Each record must be retyped in full. No character may differ.

┄┄┄┄┄┄┄┄┄┄┄┄┄┄┄┄┄┄┄┄

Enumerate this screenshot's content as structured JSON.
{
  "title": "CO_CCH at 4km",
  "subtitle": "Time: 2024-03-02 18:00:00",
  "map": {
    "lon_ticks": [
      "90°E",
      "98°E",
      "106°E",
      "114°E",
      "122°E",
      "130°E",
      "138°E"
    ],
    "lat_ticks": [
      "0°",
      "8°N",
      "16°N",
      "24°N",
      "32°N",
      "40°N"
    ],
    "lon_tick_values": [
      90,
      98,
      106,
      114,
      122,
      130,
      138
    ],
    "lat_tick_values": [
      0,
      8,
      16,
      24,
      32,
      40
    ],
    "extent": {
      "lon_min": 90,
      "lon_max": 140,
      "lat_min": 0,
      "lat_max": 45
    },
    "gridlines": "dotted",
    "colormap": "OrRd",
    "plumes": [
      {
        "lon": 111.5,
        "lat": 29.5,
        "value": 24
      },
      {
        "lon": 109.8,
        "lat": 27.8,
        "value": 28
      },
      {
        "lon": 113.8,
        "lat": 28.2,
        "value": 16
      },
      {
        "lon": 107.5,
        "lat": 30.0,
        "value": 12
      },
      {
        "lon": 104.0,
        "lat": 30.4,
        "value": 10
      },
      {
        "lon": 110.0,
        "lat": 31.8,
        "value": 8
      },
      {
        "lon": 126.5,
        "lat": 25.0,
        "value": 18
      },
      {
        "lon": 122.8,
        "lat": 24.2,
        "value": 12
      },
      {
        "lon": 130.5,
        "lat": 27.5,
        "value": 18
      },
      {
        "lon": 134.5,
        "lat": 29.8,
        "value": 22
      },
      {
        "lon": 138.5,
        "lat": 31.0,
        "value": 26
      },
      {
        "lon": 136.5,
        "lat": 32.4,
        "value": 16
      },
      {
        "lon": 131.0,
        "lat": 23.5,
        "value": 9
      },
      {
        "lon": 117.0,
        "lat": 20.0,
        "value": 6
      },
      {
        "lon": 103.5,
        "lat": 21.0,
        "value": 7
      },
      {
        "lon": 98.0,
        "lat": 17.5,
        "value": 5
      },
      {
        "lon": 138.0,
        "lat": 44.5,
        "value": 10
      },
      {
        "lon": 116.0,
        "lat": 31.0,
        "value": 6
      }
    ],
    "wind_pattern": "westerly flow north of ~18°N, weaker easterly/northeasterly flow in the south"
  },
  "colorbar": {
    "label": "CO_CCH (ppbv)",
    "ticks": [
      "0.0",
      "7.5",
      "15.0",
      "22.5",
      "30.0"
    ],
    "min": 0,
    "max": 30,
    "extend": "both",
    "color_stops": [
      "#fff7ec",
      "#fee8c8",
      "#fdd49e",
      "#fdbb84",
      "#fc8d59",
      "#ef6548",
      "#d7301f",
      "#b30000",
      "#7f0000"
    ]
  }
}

┄┄┄┄┄┄┄┄┄┄┄┄┄┄┄┄┄┄┄┄

**WRITTEN ANSWER:**
Enumerate this screenshot's content as structured JSON.
{
  "title": "CO_CCH at 4km",
  "subtitle": "Time: 2024-03-02 18:00:00",
  "map": {
    "lon_ticks": [
      "90°E",
      "98°E",
      "106°E",
      "114°E",
      "122°E",
      "130°E",
      "138°E"
    ],
    "lat_ticks": [
      "0°",
      "8°N",
      "16°N",
      "24°N",
      "32°N",
      "40°N"
    ],
    "lon_tick_values": [
      90,
      98,
      106,
      114,
      122,
      130,
      138
    ],
    "lat_tick_values": [
      0,
      8,
      16,
      24,
      32,
      40
    ],
    "extent": {
      "lon_min": 90,
      "lon_max": 140,
      "lat_min": 0,
      "lat_max": 45
    },
    "gridlines": "dotted",
    "colormap": "OrRd",
    "plumes": [
      {
        "lon": 111.5,
        "lat": 29.5,
        "value": 24
      },
      {
        "lon": 109.8,
        "lat": 27.8,
        "value": 28
      },
      {
        "lon": 113.8,
        "lat": 28.2,
        "value": 16
      },
      {
        "lon": 107.5,
        "lat": 30.0,
        "value": 12
      },
      {
        "lon": 104.0,
        "lat": 30.4,
        "value": 10
      },
      {
        "lon": 110.0,
        "lat": 31.8,
        "value": 8
      },
      {
        "lon": 126.5,
        "lat": 25.0,
        "value": 18
      },
      {
        "lon": 122.8,
        "lat": 24.2,
        "value": 12
      },
      {
        "lon": 130.5,
        "lat": 27.5,
        "value": 18
      },
      {
        "lon": 134.5,
        "lat": 29.8,
        "value": 22
      },
      {
        "lon": 138.5,
        "lat": 31.0,
        "value": 26
      },
      {
        "lon": 136.5,
        "lat": 32.4,
        "value": 16
      },
      {
        "lon": 131.0,
        "lat": 23.5,
        "value": 9
      },
      {
        "lon": 117.0,
        "lat": 20.0,
        "value": 6
      },
      {
        "lon": 103.5,
        "lat": 21.0,
        "value": 7
      },
      {
        "lon": 98.0,
        "lat": 17.5,
        "value": 5
      },
      {
        "lon": 138.0,
        "lat": 44.5,
        "value": 10
      },
      {
        "lon": 116.0,
        "lat": 31.0,
        "value": 6
      }
    ],
    "wind_pattern": "westerly flow north of ~18°N, weaker easterly/northeasterly flow in the south"
  },
  "colorbar": {
    "label": "CO_CCH (ppbv)",
    "ticks": [
      "0.0",
      "7.5",
      "15.0",
      "22.5",
      "30.0"
    ],
    "min": 0,
    "max": 30,
    "extend": "both",
    "color_stops": [
      "#fff7ec",
      "#fee8c8",
      "#fdd49e",
      "#fdbb84",
      "#fc8d59",
      "#ef6548",
      "#d7301f",
      "#b30000",
      "#7f0000"
    ]
  }
}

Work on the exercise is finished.